Extract all lines that hold "замужем" from the records below.

********************

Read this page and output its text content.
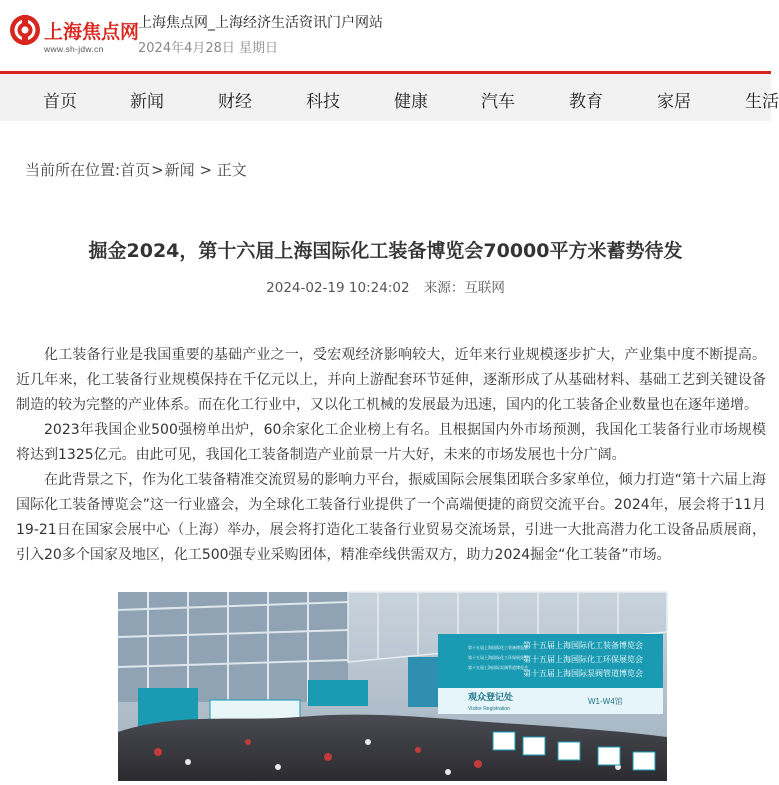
上海焦点网
www.sh-jdw.cn
上海焦点网_上海经济生活资讯门户网站
2024年4月28日 星期日
首页	新闻	财经	科技	健康	汽车	教育	家居	生活
当前所在位置:首页>新闻 > 正文
掘金2024，第十六届上海国际化工装备博览会70000平方米蓄势待发
2024-02-19 10:24:02 来源：互联网

化工装备行业是我国重要的基础产业之一，受宏观经济影响较大，近年来行业规模逐步扩大，产业集中度不断提高。近几年来，化工装备行业规模保持在千亿元以上，并向上游配套环节延伸，逐渐形成了从基础材料、基础工艺到关键设备制造的较为完整的产业体系。而在化工行业中，又以化工机械的发展最为迅速，国内的化工装备企业数量也在逐年递增。

2023年我国企业500强榜单出炉，60余家化工企业榜上有名。且根据国内外市场预测，我国化工装备行业市场规模将达到1325亿元。由此可见，我国化工装备制造产业前景一片大好，未来的市场发展也十分广阔。

在此背景之下，作为化工装备精准交流贸易的影响力平台，振威国际会展集团联合多家单位，倾力打造“第十六届上海国际化工装备博览会”这一行业盛会，为全球化工装备行业提供了一个高端便捷的商贸交流平台。2024年，展会将于11月19-21日在国家会展中心（上海）举办，展会将打造化工装备行业贸易交流场景，引进一大批高潜力化工设备品质展商，引入20多个国家及地区，化工500强专业采购团体，精准牵线供需双方，助力2024掘金“化工装备”市场。

第十五届上海国际化工装备博览会
第十五届上海国际化工环保展览会
第十五届上海国际泵阀管道博览会
第十五届上海国际化工装备博览会
第十五届上海国际化工环保展览会
第十五届上海国际泵阀管道博览会
观众登记处
Visitor Registration
W1-W4馆
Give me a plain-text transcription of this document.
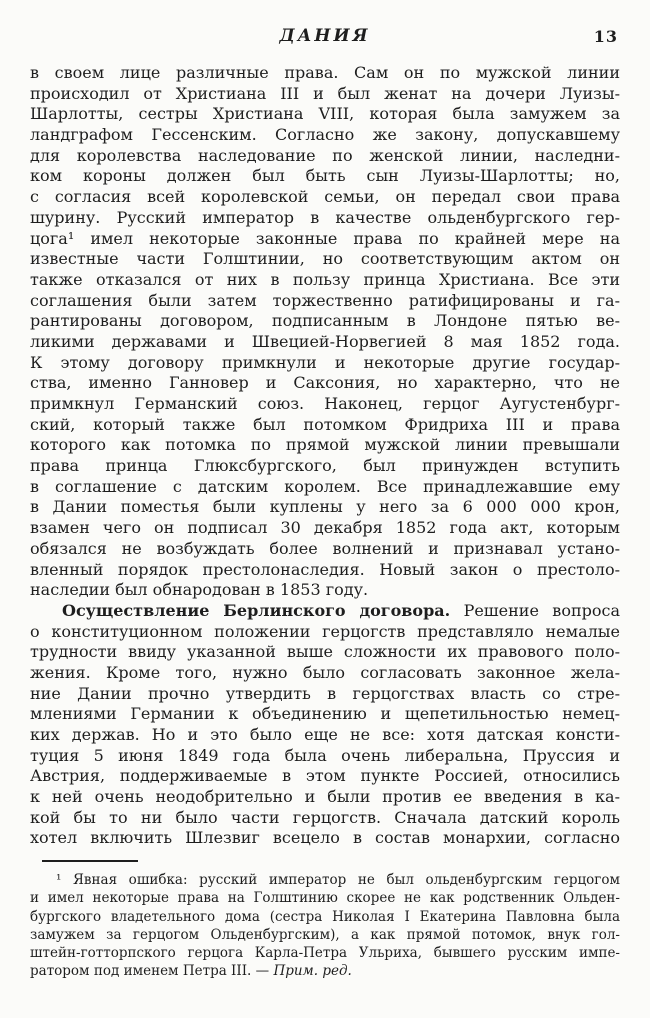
ДАНИЯ	13
в своем лице различные права. Сам он по мужской линии
происходил от Христиана III и был женат на дочери Луизы-
Шарлотты, сестры Христиана VIII, которая была замужем за
ландграфом Гессенским. Согласно же закону, допускавшему
для королевства наследование по женской линии, наследни-
ком короны должен был быть сын Луизы-Шарлотты; но,
с согласия всей королевской семьи, он передал свои права
шурину. Русский император в качестве ольденбургского гер-
цога¹ имел некоторые законные права по крайней мере на
известные части Голштинии, но соответствующим актом он
также отказался от них в пользу принца Христиана. Все эти
соглашения были затем торжественно ратифицированы и га-
рантированы договором, подписанным в Лондоне пятью ве-
ликими державами и Швецией-Норвегией 8 мая 1852 года.
К этому договору примкнули и некоторые другие государ-
ства, именно Ганновер и Саксония, но характерно, что не
примкнул Германский союз. Наконец, герцог Аугустенбург-
ский, который также был потомком Фридриха III и права
которого как потомка по прямой мужской линии превышали
права принца Глюксбургского, был принужден вступить
в соглашение с датским королем. Все принадлежавшие ему
в Дании поместья были куплены у него за 6 000 000 крон,
взамен чего он подписал 30 декабря 1852 года акт, которым
обязался не возбуждать более волнений и признавал устано-
вленный порядок престолонаследия. Новый закон о престоло-
наследии был обнародован в 1853 году.
Осуществление Берлинского договора. Решение вопроса
о конституционном положении герцогств представляло немалые
трудности ввиду указанной выше сложности их правового поло-
жения. Кроме того, нужно было согласовать законное жела-
ние Дании прочно утвердить в герцогствах власть со стре-
млениями Германии к объединению и щепетильностью немец-
ких держав. Но и это было еще не все: хотя датская консти-
туция 5 июня 1849 года была очень либеральна, Пруссия и
Австрия, поддерживаемые в этом пункте Россией, относились
к ней очень неодобрительно и были против ее введения в ка-
кой бы то ни было части герцогств. Сначала датский король
хотел включить Шлезвиг всецело в состав монархии, согласно
¹ Явная ошибка: русский император не был ольденбургским герцогом
и имел некоторые права на Голштинию скорее не как родственник Ольден-
бургского владетельного дома (сестра Николая I Екатерина Павловна была
замужем за герцогом Ольденбургским), а как прямой потомок, внук гол-
штейн-готторпского герцога Карла-Петра Ульриха, бывшего русским импе-
ратором под именем Петра III. — Прим. ред.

********************

SOLUTION
Шарлотты, сестры Христиана VIII, которая была замужем за
замужем за герцогом Ольденбургским), а как прямой потомок, внук гол-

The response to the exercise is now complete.